**Instructions for the task**: Reproduce verbatim the final portion of the material below, from the line containing "Give me the" through its last line, and nothing else.
[begin Supplied material]
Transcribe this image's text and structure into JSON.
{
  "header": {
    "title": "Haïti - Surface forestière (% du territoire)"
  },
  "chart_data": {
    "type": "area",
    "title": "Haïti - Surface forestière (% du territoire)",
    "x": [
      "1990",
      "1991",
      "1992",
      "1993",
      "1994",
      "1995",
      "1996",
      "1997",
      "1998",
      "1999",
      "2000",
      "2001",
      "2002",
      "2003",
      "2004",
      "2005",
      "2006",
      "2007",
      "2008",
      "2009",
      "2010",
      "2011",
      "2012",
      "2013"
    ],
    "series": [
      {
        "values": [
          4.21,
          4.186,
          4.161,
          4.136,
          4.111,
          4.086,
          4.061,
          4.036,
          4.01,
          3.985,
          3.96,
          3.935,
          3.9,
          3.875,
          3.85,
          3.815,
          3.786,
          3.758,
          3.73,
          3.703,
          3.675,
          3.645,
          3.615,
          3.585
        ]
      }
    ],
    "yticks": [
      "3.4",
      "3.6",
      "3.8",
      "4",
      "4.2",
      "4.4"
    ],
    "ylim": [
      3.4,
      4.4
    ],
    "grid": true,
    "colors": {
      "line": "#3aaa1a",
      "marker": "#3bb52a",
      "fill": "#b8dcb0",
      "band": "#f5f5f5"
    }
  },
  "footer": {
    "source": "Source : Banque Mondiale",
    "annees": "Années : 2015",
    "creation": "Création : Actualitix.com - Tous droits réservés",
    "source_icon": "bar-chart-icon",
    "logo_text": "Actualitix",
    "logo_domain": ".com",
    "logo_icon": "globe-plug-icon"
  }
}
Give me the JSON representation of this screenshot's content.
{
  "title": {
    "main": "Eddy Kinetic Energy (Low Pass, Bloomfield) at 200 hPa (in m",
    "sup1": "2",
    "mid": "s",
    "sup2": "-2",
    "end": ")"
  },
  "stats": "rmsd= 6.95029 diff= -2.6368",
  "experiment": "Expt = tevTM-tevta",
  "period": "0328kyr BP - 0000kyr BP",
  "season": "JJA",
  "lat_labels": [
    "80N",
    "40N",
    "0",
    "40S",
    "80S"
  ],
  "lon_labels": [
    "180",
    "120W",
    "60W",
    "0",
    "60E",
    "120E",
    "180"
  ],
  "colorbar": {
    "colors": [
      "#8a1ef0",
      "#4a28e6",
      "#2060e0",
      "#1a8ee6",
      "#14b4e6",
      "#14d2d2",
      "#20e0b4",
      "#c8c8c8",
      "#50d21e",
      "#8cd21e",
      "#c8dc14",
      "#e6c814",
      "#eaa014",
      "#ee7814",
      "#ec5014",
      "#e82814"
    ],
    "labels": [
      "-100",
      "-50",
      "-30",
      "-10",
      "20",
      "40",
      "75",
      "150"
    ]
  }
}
[end Supplied material]
**Response to the task**:
Give me the JSON representation of this screenshot's content.
{
  "title": {
    "main": "Eddy Kinetic Energy (Low Pass, Bloomfield) at 200 hPa (in m",
    "sup1": "2",
    "mid": "s",
    "sup2": "-2",
    "end": ")"
  },
  "stats": "rmsd= 6.95029 diff= -2.6368",
  "experiment": "Expt = tevTM-tevta",
  "period": "0328kyr BP - 0000kyr BP",
  "season": "JJA",
  "lat_labels": [
    "80N",
    "40N",
    "0",
    "40S",
    "80S"
  ],
  "lon_labels": [
    "180",
    "120W",
    "60W",
    "0",
    "60E",
    "120E",
    "180"
  ],
  "colorbar": {
    "colors": [
      "#8a1ef0",
      "#4a28e6",
      "#2060e0",
      "#1a8ee6",
      "#14b4e6",
      "#14d2d2",
      "#20e0b4",
      "#c8c8c8",
      "#50d21e",
      "#8cd21e",
      "#c8dc14",
      "#e6c814",
      "#eaa014",
      "#ee7814",
      "#ec5014",
      "#e82814"
    ],
    "labels": [
      "-100",
      "-50",
      "-30",
      "-10",
      "20",
      "40",
      "75",
      "150"
    ]
  }
}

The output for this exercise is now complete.